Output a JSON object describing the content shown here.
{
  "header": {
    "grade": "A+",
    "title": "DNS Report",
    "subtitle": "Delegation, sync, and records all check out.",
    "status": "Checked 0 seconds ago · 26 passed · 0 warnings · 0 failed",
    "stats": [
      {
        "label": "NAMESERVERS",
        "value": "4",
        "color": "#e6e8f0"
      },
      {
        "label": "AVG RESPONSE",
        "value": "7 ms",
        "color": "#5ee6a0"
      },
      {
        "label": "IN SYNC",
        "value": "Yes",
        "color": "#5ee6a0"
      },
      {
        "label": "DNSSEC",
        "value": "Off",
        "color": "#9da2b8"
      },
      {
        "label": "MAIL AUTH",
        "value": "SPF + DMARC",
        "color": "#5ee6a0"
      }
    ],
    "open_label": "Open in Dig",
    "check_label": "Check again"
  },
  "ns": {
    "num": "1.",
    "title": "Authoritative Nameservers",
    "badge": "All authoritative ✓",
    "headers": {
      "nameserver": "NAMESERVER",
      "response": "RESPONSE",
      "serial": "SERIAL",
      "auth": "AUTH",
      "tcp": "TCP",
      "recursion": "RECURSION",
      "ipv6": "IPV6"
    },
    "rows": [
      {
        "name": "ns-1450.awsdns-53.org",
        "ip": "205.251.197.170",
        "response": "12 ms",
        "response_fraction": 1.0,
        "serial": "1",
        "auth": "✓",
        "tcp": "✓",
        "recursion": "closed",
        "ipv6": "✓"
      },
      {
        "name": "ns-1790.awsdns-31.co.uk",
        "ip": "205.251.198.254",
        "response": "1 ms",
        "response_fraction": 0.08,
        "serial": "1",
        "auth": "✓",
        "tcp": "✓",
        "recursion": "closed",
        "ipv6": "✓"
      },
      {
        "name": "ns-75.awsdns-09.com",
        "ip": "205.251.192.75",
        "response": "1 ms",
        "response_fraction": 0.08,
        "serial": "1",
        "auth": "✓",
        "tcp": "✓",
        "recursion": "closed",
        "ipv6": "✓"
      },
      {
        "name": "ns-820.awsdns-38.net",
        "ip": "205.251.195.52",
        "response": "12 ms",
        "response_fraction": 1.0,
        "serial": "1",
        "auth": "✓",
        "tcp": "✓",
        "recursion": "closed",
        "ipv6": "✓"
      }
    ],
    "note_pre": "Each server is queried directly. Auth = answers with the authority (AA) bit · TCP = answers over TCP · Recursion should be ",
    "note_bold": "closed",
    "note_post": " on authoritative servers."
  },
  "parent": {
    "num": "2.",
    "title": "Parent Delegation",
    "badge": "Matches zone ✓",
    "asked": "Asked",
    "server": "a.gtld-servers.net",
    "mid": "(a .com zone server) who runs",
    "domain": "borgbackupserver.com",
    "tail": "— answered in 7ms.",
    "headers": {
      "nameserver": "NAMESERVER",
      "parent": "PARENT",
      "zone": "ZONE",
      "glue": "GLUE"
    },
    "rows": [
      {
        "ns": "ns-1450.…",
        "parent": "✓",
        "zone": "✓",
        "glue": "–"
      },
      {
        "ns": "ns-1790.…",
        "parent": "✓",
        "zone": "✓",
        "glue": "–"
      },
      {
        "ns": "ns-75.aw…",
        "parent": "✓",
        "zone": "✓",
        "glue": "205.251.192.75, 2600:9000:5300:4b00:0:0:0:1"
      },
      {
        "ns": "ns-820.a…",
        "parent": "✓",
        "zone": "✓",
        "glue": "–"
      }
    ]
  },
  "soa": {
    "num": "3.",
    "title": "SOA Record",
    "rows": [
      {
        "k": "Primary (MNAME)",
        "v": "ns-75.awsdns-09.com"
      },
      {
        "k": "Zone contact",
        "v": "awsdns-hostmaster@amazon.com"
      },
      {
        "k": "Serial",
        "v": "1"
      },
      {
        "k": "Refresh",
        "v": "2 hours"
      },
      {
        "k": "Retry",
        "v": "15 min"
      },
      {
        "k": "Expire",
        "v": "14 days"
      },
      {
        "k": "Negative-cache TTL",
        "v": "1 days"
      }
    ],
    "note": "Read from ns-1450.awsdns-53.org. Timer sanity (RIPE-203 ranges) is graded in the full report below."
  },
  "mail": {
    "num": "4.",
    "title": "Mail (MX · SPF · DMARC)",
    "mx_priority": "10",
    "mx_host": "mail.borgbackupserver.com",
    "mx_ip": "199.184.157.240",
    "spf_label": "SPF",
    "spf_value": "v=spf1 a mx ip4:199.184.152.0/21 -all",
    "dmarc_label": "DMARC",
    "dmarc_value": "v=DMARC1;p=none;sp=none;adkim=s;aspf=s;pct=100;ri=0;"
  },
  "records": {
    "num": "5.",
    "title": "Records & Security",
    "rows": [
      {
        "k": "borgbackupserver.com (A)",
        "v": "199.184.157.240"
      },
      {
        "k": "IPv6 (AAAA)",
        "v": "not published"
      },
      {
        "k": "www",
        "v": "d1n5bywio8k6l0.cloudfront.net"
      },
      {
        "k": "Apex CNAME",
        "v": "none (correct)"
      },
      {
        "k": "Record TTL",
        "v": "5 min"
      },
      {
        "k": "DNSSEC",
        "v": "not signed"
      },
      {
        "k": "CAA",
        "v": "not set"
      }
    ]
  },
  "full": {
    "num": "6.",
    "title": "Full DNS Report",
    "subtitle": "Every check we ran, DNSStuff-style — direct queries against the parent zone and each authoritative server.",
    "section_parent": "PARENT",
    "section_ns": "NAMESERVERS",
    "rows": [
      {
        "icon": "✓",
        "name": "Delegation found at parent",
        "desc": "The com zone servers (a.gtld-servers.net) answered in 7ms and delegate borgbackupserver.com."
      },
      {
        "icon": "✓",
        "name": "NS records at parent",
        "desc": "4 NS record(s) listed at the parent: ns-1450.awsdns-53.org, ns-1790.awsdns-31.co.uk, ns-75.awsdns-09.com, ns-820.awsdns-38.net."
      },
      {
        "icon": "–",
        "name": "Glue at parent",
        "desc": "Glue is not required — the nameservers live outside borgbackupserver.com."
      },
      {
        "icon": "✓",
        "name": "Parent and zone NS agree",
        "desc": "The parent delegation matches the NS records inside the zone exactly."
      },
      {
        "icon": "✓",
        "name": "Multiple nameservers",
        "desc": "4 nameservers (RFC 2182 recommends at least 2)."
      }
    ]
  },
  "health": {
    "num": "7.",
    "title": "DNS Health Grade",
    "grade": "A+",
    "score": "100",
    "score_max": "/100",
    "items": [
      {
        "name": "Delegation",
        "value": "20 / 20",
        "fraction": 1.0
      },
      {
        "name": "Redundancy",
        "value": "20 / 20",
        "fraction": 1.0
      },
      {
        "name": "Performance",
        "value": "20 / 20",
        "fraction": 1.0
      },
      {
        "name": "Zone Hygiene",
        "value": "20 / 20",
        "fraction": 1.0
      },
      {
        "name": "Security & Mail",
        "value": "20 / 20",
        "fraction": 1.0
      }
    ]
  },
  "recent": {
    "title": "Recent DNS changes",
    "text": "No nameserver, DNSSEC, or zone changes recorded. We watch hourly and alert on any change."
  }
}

◇ ◇ ◇

Set problem: Quote the material exactly, leaving nothing out.

Exercise response:
Output a JSON object describing the content shown here.
{
  "header": {
    "grade": "A+",
    "title": "DNS Report",
    "subtitle": "Delegation, sync, and records all check out.",
    "status": "Checked 0 seconds ago · 26 passed · 0 warnings · 0 failed",
    "stats": [
      {
        "label": "NAMESERVERS",
        "value": "4",
        "color": "#e6e8f0"
      },
      {
        "label": "AVG RESPONSE",
        "value": "7 ms",
        "color": "#5ee6a0"
      },
      {
        "label": "IN SYNC",
        "value": "Yes",
        "color": "#5ee6a0"
      },
      {
        "label": "DNSSEC",
        "value": "Off",
        "color": "#9da2b8"
      },
      {
        "label": "MAIL AUTH",
        "value": "SPF + DMARC",
        "color": "#5ee6a0"
      }
    ],
    "open_label": "Open in Dig",
    "check_label": "Check again"
  },
  "ns": {
    "num": "1.",
    "title": "Authoritative Nameservers",
    "badge": "All authoritative ✓",
    "headers": {
      "nameserver": "NAMESERVER",
      "response": "RESPONSE",
      "serial": "SERIAL",
      "auth": "AUTH",
      "tcp": "TCP",
      "recursion": "RECURSION",
      "ipv6": "IPV6"
    },
    "rows": [
      {
        "name": "ns-1450.awsdns-53.org",
        "ip": "205.251.197.170",
        "response": "12 ms",
        "response_fraction": 1.0,
        "serial": "1",
        "auth": "✓",
        "tcp": "✓",
        "recursion": "closed",
        "ipv6": "✓"
      },
      {
        "name": "ns-1790.awsdns-31.co.uk",
        "ip": "205.251.198.254",
        "response": "1 ms",
        "response_fraction": 0.08,
        "serial": "1",
        "auth": "✓",
        "tcp": "✓",
        "recursion": "closed",
        "ipv6": "✓"
      },
      {
        "name": "ns-75.awsdns-09.com",
        "ip": "205.251.192.75",
        "response": "1 ms",
        "response_fraction": 0.08,
        "serial": "1",
        "auth": "✓",
        "tcp": "✓",
        "recursion": "closed",
        "ipv6": "✓"
      },
      {
        "name": "ns-820.awsdns-38.net",
        "ip": "205.251.195.52",
        "response": "12 ms",
        "response_fraction": 1.0,
        "serial": "1",
        "auth": "✓",
        "tcp": "✓",
        "recursion": "closed",
        "ipv6": "✓"
      }
    ],
    "note_pre": "Each server is queried directly. Auth = answers with the authority (AA) bit · TCP = answers over TCP · Recursion should be ",
    "note_bold": "closed",
    "note_post": " on authoritative servers."
  },
  "parent": {
    "num": "2.",
    "title": "Parent Delegation",
    "badge": "Matches zone ✓",
    "asked": "Asked",
    "server": "a.gtld-servers.net",
    "mid": "(a .com zone server) who runs",
    "domain": "borgbackupserver.com",
    "tail": "— answered in 7ms.",
    "headers": {
      "nameserver": "NAMESERVER",
      "parent": "PARENT",
      "zone": "ZONE",
      "glue": "GLUE"
    },
    "rows": [
      {
        "ns": "ns-1450.…",
        "parent": "✓",
        "zone": "✓",
        "glue": "–"
      },
      {
        "ns": "ns-1790.…",
        "parent": "✓",
        "zone": "✓",
        "glue": "–"
      },
      {
        "ns": "ns-75.aw…",
        "parent": "✓",
        "zone": "✓",
        "glue": "205.251.192.75, 2600:9000:5300:4b00:0:0:0:1"
      },
      {
        "ns": "ns-820.a…",
        "parent": "✓",
        "zone": "✓",
        "glue": "–"
      }
    ]
  },
  "soa": {
    "num": "3.",
    "title": "SOA Record",
    "rows": [
      {
        "k": "Primary (MNAME)",
        "v": "ns-75.awsdns-09.com"
      },
      {
        "k": "Zone contact",
        "v": "awsdns-hostmaster@amazon.com"
      },
      {
        "k": "Serial",
        "v": "1"
      },
      {
        "k": "Refresh",
        "v": "2 hours"
      },
      {
        "k": "Retry",
        "v": "15 min"
      },
      {
        "k": "Expire",
        "v": "14 days"
      },
      {
        "k": "Negative-cache TTL",
        "v": "1 days"
      }
    ],
    "note": "Read from ns-1450.awsdns-53.org. Timer sanity (RIPE-203 ranges) is graded in the full report below."
  },
  "mail": {
    "num": "4.",
    "title": "Mail (MX · SPF · DMARC)",
    "mx_priority": "10",
    "mx_host": "mail.borgbackupserver.com",
    "mx_ip": "199.184.157.240",
    "spf_label": "SPF",
    "spf_value": "v=spf1 a mx ip4:199.184.152.0/21 -all",
    "dmarc_label": "DMARC",
    "dmarc_value": "v=DMARC1;p=none;sp=none;adkim=s;aspf=s;pct=100;ri=0;"
  },
  "records": {
    "num": "5.",
    "title": "Records & Security",
    "rows": [
      {
        "k": "borgbackupserver.com (A)",
        "v": "199.184.157.240"
      },
      {
        "k": "IPv6 (AAAA)",
        "v": "not published"
      },
      {
        "k": "www",
        "v": "d1n5bywio8k6l0.cloudfront.net"
      },
      {
        "k": "Apex CNAME",
        "v": "none (correct)"
      },
      {
        "k": "Record TTL",
        "v": "5 min"
      },
      {
        "k": "DNSSEC",
        "v": "not signed"
      },
      {
        "k": "CAA",
        "v": "not set"
      }
    ]
  },
  "full": {
    "num": "6.",
    "title": "Full DNS Report",
    "subtitle": "Every check we ran, DNSStuff-style — direct queries against the parent zone and each authoritative server.",
    "section_parent": "PARENT",
    "section_ns": "NAMESERVERS",
    "rows": [
      {
        "icon": "✓",
        "name": "Delegation found at parent",
        "desc": "The com zone servers (a.gtld-servers.net) answered in 7ms and delegate borgbackupserver.com."
      },
      {
        "icon": "✓",
        "name": "NS records at parent",
        "desc": "4 NS record(s) listed at the parent: ns-1450.awsdns-53.org, ns-1790.awsdns-31.co.uk, ns-75.awsdns-09.com, ns-820.awsdns-38.net."
      },
      {
        "icon": "–",
        "name": "Glue at parent",
        "desc": "Glue is not required — the nameservers live outside borgbackupserver.com."
      },
      {
        "icon": "✓",
        "name": "Parent and zone NS agree",
        "desc": "The parent delegation matches the NS records inside the zone exactly."
      },
      {
        "icon": "✓",
        "name": "Multiple nameservers",
        "desc": "4 nameservers (RFC 2182 recommends at least 2)."
      }
    ]
  },
  "health": {
    "num": "7.",
    "title": "DNS Health Grade",
    "grade": "A+",
    "score": "100",
    "score_max": "/100",
    "items": [
      {
        "name": "Delegation",
        "value": "20 / 20",
        "fraction": 1.0
      },
      {
        "name": "Redundancy",
        "value": "20 / 20",
        "fraction": 1.0
      },
      {
        "name": "Performance",
        "value": "20 / 20",
        "fraction": 1.0
      },
      {
        "name": "Zone Hygiene",
        "value": "20 / 20",
        "fraction": 1.0
      },
      {
        "name": "Security & Mail",
        "value": "20 / 20",
        "fraction": 1.0
      }
    ]
  },
  "recent": {
    "title": "Recent DNS changes",
    "text": "No nameserver, DNSSEC, or zone changes recorded. We watch hourly and alert on any change."
  }
}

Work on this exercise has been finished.